## What is expected
List every line below containing "JSON".

## Excerpted records
————
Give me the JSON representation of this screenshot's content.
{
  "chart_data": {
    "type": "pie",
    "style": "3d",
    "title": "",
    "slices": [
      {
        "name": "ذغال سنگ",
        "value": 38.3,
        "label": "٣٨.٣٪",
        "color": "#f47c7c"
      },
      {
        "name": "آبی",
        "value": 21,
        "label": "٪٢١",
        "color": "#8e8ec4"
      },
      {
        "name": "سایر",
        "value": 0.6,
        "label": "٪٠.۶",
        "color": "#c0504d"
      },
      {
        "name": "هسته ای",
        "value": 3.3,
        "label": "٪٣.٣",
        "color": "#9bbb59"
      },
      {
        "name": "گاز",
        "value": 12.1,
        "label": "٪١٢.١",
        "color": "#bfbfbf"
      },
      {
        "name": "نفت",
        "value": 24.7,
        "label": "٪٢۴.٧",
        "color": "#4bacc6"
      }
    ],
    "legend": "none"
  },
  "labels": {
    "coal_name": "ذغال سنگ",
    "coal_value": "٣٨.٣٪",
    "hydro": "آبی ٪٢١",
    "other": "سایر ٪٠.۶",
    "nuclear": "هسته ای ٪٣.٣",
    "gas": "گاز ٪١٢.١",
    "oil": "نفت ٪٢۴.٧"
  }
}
————
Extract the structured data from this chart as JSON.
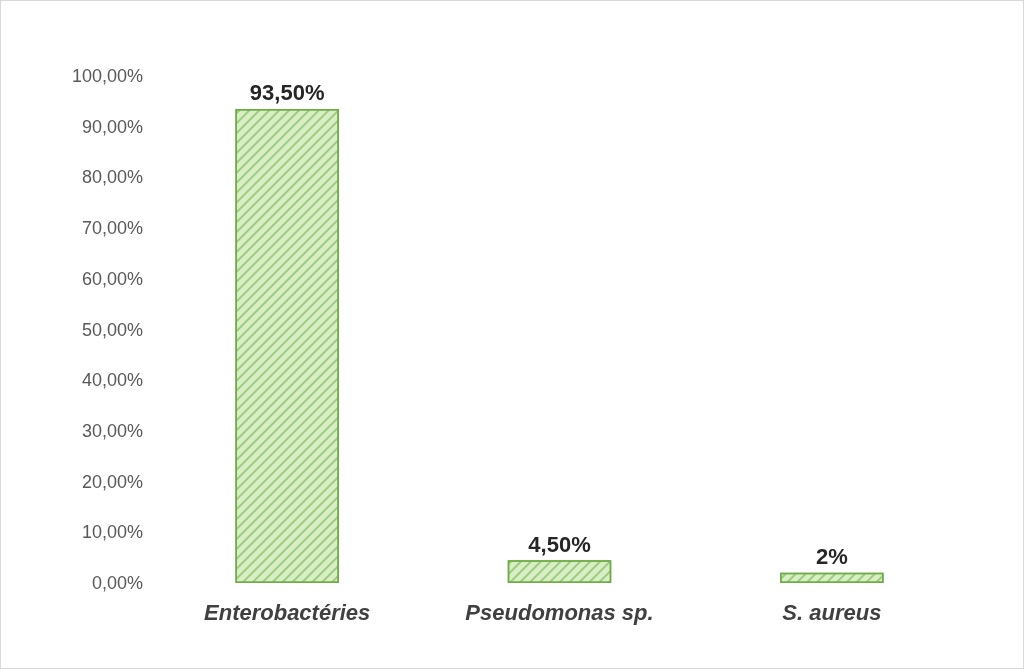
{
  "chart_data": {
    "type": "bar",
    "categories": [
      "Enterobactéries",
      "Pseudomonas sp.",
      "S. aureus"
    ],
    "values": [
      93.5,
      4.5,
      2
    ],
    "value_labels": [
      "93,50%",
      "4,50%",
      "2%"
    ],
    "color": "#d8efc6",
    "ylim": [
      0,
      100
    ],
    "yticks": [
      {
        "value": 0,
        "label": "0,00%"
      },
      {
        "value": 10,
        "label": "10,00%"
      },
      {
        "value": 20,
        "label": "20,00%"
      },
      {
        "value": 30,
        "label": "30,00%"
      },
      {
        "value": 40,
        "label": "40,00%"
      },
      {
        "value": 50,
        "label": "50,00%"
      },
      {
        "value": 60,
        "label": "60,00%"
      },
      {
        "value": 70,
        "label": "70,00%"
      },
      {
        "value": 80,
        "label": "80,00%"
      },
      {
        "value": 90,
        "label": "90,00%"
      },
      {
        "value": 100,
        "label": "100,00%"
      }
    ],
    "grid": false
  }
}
————
## Task output
Give me the JSON representation of this screenshot's content.
Extract the structured data from this chart as JSON.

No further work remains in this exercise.